(Data extracted from a collection)
☆ ☆ ☆ ☆

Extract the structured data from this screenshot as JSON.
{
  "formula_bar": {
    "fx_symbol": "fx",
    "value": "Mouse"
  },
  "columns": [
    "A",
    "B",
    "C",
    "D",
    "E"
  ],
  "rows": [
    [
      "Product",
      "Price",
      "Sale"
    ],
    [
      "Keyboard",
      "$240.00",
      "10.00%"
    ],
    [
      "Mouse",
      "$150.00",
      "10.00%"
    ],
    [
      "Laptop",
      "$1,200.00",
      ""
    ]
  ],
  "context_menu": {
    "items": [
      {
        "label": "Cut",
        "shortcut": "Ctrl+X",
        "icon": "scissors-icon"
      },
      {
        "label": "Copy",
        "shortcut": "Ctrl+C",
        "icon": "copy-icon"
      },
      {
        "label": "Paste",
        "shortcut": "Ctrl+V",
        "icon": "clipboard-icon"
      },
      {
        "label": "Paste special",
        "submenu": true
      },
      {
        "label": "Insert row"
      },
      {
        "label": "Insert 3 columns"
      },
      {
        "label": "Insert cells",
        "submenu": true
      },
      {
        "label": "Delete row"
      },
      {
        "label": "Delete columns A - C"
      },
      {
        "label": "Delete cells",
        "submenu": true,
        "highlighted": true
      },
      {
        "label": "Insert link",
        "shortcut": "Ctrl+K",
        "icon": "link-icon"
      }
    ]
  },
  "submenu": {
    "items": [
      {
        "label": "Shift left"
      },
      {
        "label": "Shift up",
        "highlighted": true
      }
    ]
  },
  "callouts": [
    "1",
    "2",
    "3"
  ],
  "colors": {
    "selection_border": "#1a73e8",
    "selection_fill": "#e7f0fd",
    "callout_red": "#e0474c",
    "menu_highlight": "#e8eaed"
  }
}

☆ ☆ ☆ ☆

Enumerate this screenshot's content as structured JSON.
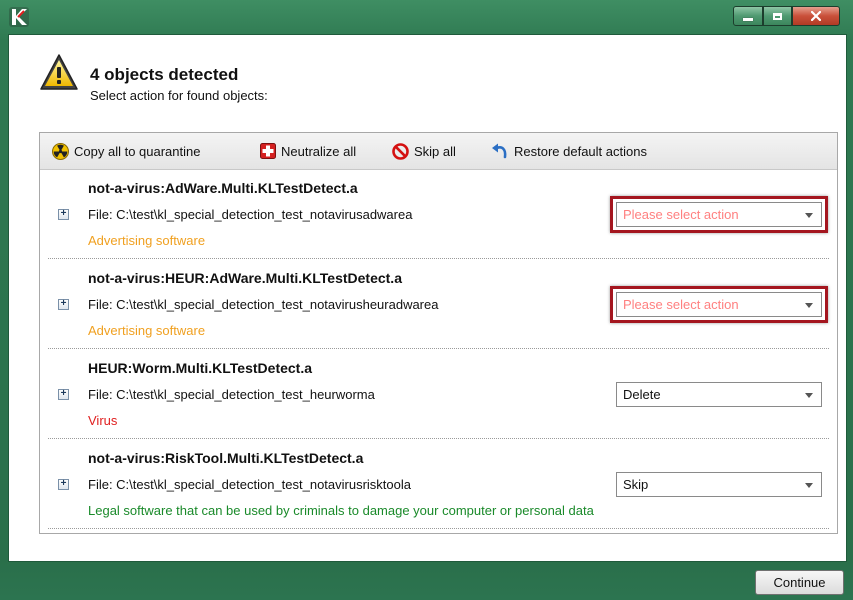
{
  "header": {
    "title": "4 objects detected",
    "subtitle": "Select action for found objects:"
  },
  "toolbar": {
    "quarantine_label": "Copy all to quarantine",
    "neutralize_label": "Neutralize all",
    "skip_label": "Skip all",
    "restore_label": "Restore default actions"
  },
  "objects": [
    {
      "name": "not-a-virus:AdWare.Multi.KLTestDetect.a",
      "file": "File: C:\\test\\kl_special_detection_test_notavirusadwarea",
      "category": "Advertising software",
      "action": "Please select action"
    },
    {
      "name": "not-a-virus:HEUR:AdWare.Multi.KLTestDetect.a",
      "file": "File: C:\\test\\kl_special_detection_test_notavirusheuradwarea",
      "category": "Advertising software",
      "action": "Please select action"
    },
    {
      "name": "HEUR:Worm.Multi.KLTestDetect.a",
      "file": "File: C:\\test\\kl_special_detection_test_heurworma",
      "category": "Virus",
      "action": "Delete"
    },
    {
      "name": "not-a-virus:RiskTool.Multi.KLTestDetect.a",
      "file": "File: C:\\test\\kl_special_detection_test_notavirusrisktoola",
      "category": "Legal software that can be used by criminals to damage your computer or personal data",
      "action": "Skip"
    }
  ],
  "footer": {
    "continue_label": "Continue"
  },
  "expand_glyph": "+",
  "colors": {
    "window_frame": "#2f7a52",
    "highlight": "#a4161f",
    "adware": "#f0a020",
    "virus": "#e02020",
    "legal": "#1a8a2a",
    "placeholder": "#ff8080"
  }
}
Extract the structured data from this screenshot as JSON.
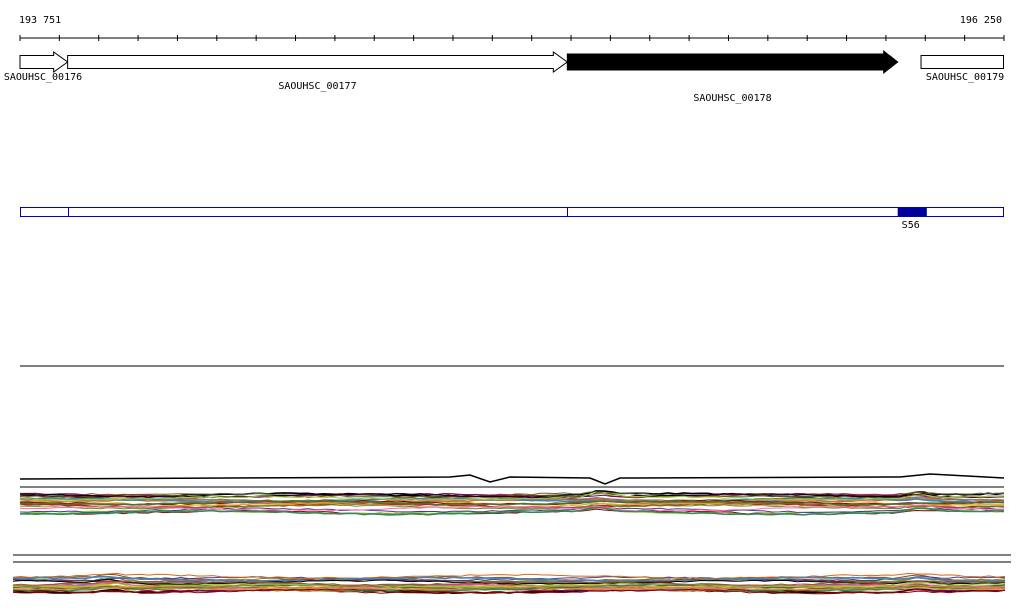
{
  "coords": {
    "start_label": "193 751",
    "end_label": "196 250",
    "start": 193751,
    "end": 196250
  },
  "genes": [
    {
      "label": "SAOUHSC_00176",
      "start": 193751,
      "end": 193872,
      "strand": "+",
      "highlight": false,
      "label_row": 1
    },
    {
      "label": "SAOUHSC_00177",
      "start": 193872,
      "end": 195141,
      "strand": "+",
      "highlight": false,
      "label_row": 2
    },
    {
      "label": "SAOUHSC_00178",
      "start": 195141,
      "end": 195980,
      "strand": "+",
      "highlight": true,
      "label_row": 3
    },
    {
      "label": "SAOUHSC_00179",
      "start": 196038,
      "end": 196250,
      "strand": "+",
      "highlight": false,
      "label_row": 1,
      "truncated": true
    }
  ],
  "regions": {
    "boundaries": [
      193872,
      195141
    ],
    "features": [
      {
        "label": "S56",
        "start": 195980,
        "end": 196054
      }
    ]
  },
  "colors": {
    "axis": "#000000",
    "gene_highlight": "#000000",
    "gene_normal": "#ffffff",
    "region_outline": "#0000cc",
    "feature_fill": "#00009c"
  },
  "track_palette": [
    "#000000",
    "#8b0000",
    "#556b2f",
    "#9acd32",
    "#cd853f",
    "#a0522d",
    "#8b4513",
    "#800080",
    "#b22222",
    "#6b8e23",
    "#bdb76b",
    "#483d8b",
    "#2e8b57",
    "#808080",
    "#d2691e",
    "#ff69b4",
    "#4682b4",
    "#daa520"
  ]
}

☆ ☆ ☆ ☆

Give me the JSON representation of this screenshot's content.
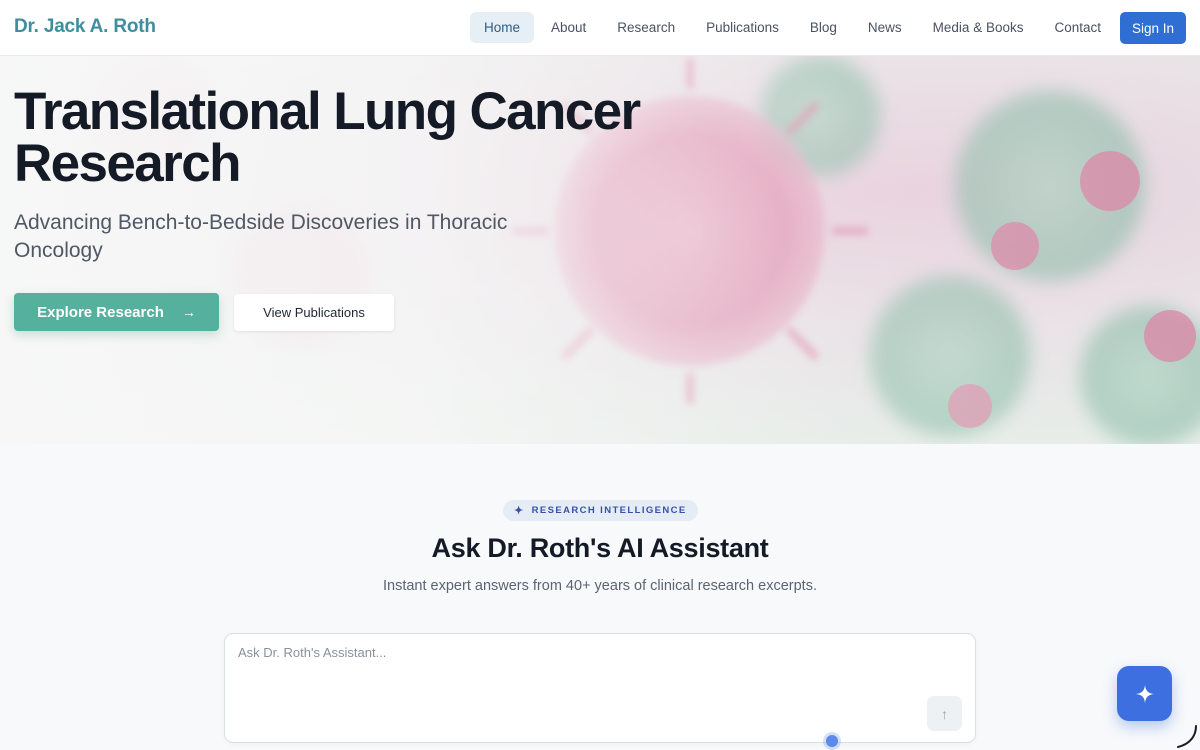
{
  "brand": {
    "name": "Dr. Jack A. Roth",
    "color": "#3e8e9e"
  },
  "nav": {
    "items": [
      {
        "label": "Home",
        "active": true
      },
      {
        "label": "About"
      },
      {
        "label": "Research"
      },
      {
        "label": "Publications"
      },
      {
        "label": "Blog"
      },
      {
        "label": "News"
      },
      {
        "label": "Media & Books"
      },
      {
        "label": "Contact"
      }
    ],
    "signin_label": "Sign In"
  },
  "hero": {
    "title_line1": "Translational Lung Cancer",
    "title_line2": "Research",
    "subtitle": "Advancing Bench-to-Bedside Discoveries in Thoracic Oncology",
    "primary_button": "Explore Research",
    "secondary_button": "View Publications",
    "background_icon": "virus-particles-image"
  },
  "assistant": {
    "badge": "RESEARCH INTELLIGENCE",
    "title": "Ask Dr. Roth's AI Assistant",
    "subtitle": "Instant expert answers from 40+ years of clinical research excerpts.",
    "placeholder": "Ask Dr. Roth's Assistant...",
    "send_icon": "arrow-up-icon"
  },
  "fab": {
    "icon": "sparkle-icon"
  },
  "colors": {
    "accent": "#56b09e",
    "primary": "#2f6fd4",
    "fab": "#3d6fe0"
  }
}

☆ ☆ ☆ ☆

**What is expected**
Each line in the data that holds the string "File" must be returned.

**Answer to the problem**
      "file": "File: C:\\test\\kl_special_detection_test_notavirusadwarea",
      "file": "File: C:\\test\\kl_special_detection_test_notavirusheuradwarea",
      "file": "File: C:\\test\\kl_special_detection_test_heurworma",
      "file": "File: C:\\test\\kl_special_detection_test_notavirusrisktoola",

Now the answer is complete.